(Data extracted from a collection)
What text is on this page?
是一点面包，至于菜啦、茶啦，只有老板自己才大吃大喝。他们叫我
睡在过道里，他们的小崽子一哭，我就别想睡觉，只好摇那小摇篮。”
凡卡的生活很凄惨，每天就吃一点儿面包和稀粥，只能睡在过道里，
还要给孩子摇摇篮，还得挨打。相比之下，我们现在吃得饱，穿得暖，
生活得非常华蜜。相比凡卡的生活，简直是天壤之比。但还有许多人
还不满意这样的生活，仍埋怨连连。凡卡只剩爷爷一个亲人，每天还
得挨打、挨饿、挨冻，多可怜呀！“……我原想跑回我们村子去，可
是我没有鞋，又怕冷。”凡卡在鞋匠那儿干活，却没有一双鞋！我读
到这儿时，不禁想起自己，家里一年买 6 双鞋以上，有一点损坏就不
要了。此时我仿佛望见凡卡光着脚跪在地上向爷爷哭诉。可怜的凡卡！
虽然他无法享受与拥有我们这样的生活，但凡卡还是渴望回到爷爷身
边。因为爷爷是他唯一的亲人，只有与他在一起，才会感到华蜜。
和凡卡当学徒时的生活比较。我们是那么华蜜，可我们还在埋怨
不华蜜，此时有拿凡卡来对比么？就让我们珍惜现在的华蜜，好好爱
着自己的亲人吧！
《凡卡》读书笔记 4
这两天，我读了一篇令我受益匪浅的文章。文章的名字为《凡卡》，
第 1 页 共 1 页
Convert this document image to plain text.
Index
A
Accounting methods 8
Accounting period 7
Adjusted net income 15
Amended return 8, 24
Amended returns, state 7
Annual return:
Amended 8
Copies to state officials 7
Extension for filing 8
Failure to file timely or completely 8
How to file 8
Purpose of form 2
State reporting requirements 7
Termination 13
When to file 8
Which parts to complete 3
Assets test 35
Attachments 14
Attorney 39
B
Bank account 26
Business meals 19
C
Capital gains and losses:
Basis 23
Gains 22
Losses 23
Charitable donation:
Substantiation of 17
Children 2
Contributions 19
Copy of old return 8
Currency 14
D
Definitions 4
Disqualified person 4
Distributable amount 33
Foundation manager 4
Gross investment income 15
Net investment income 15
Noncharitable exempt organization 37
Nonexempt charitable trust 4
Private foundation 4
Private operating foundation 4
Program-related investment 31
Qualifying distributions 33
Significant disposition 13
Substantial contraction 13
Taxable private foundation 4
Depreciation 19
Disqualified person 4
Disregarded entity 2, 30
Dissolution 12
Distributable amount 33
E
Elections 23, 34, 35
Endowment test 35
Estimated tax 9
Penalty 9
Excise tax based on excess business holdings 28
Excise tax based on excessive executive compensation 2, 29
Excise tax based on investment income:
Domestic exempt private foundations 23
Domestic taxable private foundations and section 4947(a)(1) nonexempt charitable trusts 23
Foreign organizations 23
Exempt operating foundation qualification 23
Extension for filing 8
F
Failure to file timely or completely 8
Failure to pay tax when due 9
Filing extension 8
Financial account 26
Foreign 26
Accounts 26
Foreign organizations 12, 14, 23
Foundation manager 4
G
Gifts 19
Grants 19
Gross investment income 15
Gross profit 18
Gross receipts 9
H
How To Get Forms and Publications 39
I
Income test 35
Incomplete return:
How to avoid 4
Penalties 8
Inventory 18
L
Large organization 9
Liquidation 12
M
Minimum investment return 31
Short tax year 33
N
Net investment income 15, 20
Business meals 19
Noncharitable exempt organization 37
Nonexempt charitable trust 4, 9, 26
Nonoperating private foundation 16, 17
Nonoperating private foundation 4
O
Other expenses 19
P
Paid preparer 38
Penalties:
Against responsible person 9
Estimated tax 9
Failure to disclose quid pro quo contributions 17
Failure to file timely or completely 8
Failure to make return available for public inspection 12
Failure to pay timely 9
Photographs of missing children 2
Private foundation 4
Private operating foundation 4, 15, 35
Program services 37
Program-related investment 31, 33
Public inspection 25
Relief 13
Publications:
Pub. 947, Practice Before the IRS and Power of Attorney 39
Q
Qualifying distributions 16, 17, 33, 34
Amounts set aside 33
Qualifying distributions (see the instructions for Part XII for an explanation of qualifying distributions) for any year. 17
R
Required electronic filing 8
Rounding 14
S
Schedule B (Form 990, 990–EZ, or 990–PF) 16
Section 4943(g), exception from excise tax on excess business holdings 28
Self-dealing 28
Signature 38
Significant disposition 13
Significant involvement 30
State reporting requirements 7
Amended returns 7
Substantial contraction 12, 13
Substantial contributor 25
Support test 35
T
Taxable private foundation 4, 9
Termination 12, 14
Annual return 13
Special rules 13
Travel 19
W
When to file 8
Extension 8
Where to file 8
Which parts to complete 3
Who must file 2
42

*What is needed*:
In the records above, how many lines hold the string "foundations"? Reply with only the number.

*The answer*:
2